Exercise prompt
Tally the lines in the listing below that include "Energy". Answer with the count and nothing more.

Records to use
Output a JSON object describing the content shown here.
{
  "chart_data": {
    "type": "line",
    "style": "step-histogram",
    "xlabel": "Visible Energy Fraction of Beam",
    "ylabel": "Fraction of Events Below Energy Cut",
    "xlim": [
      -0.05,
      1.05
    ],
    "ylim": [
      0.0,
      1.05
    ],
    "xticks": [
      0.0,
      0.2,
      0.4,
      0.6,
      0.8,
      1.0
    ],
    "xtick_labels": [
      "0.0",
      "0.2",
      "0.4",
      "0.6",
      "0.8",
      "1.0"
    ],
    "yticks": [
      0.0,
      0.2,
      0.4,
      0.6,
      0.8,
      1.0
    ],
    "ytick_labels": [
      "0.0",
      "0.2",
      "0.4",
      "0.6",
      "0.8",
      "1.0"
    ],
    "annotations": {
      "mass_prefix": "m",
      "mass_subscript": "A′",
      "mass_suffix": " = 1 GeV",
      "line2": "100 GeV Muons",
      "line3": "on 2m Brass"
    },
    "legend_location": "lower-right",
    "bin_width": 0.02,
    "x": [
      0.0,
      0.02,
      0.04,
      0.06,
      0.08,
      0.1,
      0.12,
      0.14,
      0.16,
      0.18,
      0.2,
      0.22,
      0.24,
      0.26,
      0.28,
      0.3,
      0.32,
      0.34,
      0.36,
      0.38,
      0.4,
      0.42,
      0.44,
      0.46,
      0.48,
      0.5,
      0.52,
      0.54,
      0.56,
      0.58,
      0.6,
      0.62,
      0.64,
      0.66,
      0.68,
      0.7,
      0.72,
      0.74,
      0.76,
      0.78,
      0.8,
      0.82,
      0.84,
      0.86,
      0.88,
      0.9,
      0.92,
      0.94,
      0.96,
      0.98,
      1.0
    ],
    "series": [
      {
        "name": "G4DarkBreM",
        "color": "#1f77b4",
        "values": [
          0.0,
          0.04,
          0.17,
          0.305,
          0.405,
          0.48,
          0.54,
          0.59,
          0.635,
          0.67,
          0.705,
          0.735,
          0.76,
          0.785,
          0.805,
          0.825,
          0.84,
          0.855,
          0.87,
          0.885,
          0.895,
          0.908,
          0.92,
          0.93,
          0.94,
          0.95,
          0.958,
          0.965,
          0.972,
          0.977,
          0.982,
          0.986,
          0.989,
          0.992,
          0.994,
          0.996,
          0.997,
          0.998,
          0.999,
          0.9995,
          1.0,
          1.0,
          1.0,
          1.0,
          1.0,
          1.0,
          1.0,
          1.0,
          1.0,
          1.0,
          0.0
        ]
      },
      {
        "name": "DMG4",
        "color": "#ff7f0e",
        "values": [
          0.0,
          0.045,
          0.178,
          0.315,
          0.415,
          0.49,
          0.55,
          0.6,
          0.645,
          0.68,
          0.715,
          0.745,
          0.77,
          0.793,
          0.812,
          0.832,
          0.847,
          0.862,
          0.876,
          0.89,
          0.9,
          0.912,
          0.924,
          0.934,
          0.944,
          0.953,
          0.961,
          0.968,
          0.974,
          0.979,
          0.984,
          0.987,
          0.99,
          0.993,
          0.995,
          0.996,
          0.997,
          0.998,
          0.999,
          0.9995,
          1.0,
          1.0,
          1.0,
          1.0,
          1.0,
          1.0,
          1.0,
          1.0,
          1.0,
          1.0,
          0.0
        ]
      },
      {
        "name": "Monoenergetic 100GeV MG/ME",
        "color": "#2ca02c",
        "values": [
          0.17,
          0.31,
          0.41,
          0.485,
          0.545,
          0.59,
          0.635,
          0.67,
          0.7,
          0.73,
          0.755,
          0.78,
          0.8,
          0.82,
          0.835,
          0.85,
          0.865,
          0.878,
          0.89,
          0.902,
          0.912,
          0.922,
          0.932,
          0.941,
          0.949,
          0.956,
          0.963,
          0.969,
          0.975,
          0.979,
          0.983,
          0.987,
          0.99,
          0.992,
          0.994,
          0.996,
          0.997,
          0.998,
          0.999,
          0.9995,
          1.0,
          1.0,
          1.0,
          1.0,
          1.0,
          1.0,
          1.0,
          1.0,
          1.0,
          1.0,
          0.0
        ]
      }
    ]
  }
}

Solution
2